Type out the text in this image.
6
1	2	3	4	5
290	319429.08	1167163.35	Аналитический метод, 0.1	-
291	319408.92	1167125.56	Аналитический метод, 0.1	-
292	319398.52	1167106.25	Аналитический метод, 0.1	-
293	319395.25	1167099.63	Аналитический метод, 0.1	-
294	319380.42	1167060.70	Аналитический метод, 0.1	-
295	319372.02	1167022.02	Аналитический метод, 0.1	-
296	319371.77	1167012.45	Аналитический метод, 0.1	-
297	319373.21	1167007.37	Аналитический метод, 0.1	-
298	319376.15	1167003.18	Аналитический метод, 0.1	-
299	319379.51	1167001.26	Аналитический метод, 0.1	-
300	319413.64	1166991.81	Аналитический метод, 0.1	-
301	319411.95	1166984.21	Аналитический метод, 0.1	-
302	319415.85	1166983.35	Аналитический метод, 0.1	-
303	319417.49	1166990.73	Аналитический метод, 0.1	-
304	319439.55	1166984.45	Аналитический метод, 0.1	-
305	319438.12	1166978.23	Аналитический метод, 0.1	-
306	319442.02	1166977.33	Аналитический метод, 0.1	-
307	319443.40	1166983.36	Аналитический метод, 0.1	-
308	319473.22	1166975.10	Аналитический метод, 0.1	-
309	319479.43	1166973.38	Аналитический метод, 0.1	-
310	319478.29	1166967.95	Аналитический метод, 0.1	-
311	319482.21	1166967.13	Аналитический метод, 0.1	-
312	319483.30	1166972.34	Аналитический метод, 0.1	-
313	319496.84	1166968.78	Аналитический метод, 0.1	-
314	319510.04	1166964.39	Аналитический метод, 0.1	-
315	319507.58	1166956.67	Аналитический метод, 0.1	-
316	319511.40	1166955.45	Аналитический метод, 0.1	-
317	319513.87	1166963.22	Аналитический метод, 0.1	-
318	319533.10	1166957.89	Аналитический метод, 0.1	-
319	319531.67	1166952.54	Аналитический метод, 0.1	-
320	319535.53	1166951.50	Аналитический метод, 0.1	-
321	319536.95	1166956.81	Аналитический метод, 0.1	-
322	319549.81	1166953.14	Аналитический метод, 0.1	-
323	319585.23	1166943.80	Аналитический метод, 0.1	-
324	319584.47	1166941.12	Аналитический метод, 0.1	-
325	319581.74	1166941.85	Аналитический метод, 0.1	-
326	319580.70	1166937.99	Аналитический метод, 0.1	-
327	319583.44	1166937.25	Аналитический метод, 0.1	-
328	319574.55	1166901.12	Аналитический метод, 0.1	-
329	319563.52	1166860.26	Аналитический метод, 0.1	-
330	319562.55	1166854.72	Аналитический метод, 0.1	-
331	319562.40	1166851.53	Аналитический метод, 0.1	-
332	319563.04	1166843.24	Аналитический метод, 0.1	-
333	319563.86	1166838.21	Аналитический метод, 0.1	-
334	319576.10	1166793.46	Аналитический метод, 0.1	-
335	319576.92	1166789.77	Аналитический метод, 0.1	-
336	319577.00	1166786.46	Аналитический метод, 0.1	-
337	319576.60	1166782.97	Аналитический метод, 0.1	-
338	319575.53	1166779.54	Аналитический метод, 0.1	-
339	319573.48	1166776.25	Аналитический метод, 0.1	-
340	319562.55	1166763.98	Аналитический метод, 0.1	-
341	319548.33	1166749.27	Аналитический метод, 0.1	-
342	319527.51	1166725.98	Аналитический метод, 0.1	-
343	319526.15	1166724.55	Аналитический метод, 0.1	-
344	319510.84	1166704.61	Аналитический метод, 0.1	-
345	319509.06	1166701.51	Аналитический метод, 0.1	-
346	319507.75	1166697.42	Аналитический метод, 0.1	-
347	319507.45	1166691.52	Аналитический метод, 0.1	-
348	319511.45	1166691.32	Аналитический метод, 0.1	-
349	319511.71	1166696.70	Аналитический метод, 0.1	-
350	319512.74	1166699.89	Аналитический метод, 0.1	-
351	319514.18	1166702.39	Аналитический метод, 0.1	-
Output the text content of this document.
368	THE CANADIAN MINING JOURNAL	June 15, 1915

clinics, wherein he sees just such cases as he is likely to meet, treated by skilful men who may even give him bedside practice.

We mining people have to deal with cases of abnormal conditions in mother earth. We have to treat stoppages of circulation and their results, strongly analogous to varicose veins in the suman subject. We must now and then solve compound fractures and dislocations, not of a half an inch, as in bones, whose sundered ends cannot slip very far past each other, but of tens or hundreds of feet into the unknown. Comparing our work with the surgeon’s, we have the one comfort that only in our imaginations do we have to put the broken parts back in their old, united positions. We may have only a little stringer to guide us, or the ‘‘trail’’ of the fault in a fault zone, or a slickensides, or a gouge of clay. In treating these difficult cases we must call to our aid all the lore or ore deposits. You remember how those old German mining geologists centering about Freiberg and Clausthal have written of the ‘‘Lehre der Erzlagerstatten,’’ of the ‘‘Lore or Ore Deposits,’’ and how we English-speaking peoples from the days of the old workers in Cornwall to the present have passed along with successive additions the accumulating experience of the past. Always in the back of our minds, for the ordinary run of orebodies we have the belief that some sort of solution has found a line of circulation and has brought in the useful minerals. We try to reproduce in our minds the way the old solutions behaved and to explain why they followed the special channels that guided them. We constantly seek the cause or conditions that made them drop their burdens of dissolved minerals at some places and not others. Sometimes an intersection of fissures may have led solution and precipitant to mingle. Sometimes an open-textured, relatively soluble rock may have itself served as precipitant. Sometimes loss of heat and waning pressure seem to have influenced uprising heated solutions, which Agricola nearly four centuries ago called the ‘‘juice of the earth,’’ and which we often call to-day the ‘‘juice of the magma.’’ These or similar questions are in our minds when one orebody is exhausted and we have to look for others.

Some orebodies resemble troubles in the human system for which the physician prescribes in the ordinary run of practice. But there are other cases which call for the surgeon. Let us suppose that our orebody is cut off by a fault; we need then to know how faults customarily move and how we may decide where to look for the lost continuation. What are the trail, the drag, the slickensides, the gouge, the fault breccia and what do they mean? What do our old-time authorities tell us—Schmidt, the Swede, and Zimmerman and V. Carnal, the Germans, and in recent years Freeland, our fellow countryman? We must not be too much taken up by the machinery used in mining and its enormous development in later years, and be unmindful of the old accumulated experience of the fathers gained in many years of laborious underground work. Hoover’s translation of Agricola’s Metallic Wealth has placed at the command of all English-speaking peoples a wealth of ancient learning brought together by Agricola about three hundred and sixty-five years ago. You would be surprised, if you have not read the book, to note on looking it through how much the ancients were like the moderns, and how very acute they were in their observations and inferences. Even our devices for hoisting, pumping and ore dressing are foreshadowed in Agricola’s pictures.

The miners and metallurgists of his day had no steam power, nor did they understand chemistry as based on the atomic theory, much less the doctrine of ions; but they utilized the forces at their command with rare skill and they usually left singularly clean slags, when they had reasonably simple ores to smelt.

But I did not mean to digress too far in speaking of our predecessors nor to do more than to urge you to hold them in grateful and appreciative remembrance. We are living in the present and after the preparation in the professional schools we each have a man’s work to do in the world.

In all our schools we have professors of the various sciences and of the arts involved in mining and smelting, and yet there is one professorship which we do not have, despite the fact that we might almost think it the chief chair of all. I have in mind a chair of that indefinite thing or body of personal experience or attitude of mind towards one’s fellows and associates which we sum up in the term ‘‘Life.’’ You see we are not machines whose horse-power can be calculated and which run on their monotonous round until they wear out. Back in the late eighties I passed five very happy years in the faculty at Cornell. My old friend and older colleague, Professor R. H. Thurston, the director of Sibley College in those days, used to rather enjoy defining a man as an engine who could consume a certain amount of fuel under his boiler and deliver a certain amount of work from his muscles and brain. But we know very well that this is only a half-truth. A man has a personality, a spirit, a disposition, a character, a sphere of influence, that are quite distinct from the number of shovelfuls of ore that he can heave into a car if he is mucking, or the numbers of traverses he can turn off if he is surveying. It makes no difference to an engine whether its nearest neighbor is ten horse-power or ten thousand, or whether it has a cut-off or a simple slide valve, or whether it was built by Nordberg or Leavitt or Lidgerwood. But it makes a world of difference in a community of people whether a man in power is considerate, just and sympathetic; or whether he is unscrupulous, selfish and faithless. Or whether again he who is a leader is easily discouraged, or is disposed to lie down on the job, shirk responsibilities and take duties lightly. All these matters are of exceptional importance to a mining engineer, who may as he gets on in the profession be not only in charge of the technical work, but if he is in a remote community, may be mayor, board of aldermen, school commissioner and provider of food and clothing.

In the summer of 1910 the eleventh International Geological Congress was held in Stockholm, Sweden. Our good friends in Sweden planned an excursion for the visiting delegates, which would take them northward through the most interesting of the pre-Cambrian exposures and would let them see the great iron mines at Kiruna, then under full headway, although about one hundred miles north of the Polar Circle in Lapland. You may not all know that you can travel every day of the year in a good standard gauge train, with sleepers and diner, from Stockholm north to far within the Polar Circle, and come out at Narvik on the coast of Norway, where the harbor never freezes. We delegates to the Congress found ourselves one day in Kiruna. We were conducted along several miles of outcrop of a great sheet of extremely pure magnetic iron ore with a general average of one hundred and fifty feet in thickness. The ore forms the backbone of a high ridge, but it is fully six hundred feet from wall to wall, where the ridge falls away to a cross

**Goal:**
How many of the lines above contain the string "much"? Give the number only.

**Final result:**
2